# EXERCISE PROMPT
Skip the pictures. Transcribe the rest of the data below without changing a word.

# Items from a data source
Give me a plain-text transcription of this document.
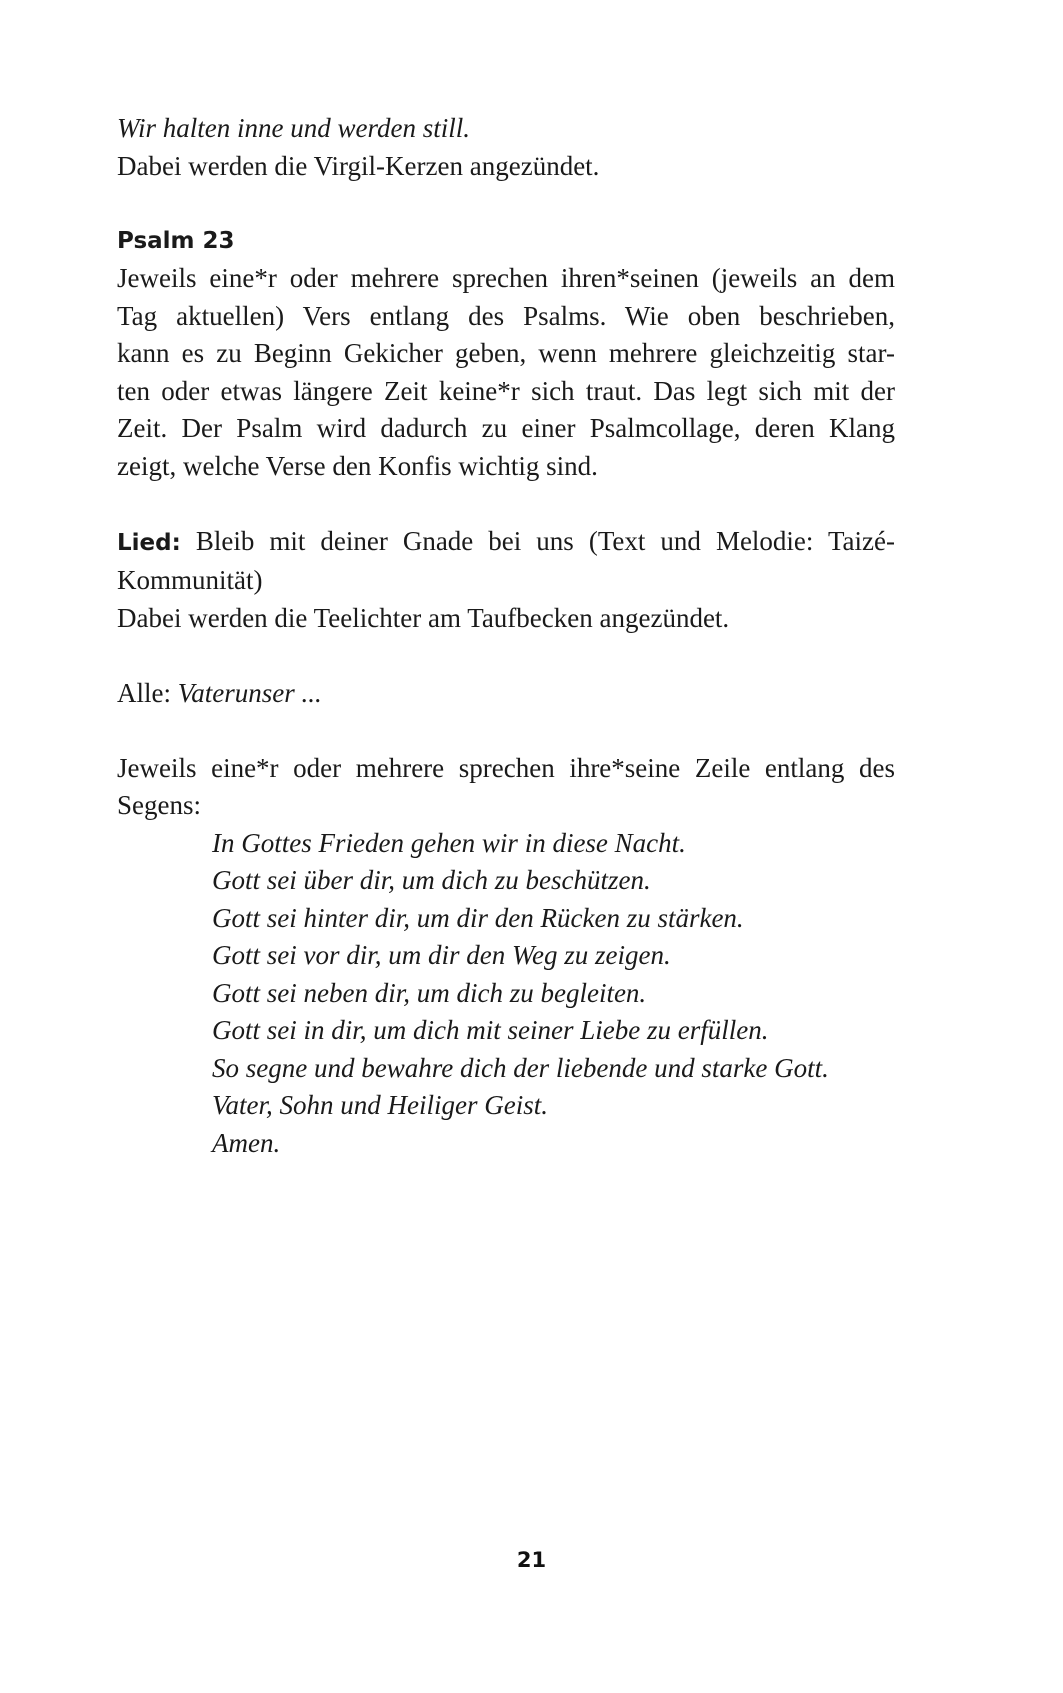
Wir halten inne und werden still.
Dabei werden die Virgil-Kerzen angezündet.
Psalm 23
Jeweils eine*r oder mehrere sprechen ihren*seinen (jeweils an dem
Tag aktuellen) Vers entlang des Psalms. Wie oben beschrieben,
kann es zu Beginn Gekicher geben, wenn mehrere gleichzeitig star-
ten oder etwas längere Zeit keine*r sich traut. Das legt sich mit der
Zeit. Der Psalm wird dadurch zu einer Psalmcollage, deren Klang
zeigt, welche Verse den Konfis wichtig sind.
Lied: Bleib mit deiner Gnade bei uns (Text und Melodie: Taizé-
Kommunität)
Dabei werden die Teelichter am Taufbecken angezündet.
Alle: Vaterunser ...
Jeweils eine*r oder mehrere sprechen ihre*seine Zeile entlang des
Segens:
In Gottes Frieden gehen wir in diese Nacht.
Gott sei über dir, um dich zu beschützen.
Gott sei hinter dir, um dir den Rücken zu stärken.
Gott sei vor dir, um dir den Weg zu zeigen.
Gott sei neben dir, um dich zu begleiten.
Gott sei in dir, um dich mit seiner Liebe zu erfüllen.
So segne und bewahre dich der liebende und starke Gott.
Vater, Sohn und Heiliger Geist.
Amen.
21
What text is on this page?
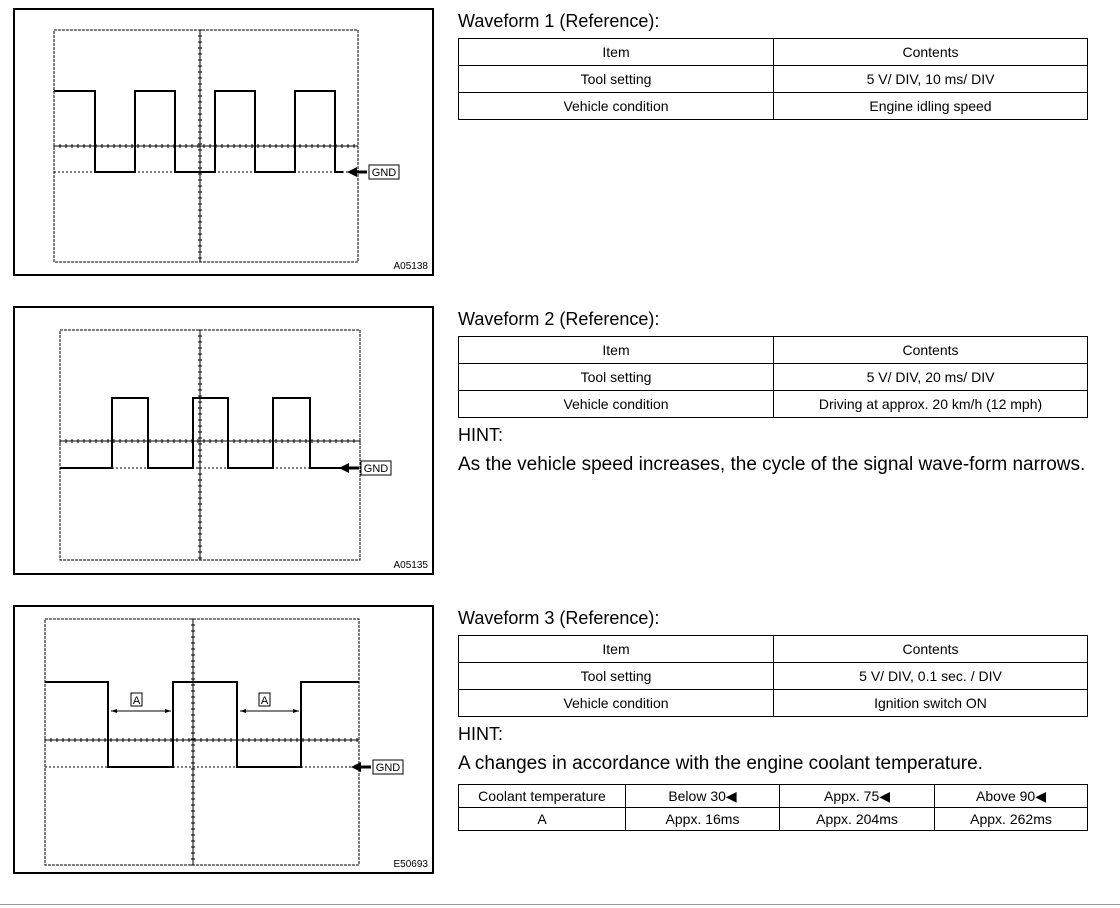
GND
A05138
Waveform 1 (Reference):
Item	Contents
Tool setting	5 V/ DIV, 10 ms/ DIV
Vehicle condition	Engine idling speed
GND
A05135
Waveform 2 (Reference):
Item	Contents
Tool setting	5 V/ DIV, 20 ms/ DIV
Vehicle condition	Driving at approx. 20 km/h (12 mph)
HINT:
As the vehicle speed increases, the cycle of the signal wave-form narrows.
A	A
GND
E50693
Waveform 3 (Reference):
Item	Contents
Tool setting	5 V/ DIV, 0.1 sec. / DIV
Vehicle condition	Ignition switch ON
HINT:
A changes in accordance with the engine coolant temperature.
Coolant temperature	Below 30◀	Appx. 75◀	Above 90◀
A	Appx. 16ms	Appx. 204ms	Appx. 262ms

# ANSWER TO THIS PROBLEM
Give me a plain-text transcription of this document.
Wir halten inne und werden still.
Dabei werden die Virgil-Kerzen angezündet.
Psalm 23
Jeweils eine*r oder mehrere sprechen ihren*seinen (jeweils an dem
Tag aktuellen) Vers entlang des Psalms. Wie oben beschrieben,
kann es zu Beginn Gekicher geben, wenn mehrere gleichzeitig star-
ten oder etwas längere Zeit keine*r sich traut. Das legt sich mit der
Zeit. Der Psalm wird dadurch zu einer Psalmcollage, deren Klang
zeigt, welche Verse den Konfis wichtig sind.
Lied: Bleib mit deiner Gnade bei uns (Text und Melodie: Taizé-
Kommunität)
Dabei werden die Teelichter am Taufbecken angezündet.
Alle: Vaterunser ...
Jeweils eine*r oder mehrere sprechen ihre*seine Zeile entlang des
Segens:
In Gottes Frieden gehen wir in diese Nacht.
Gott sei über dir, um dich zu beschützen.
Gott sei hinter dir, um dir den Rücken zu stärken.
Gott sei vor dir, um dir den Weg zu zeigen.
Gott sei neben dir, um dich zu begleiten.
Gott sei in dir, um dich mit seiner Liebe zu erfüllen.
So segne und bewahre dich der liebende und starke Gott.
Vater, Sohn und Heiliger Geist.
Amen.
21
What text is on this page?
GND
A05138
Waveform 1 (Reference):
Item	Contents
Tool setting	5 V/ DIV, 10 ms/ DIV
Vehicle condition	Engine idling speed
GND
A05135
Waveform 2 (Reference):
Item	Contents
Tool setting	5 V/ DIV, 20 ms/ DIV
Vehicle condition	Driving at approx. 20 km/h (12 mph)
HINT:
As the vehicle speed increases, the cycle of the signal wave-form narrows.
A	A
GND
E50693
Waveform 3 (Reference):
Item	Contents
Tool setting	5 V/ DIV, 0.1 sec. / DIV
Vehicle condition	Ignition switch ON
HINT:
A changes in accordance with the engine coolant temperature.
Coolant temperature	Below 30◀	Appx. 75◀	Above 90◀
A	Appx. 16ms	Appx. 204ms	Appx. 262ms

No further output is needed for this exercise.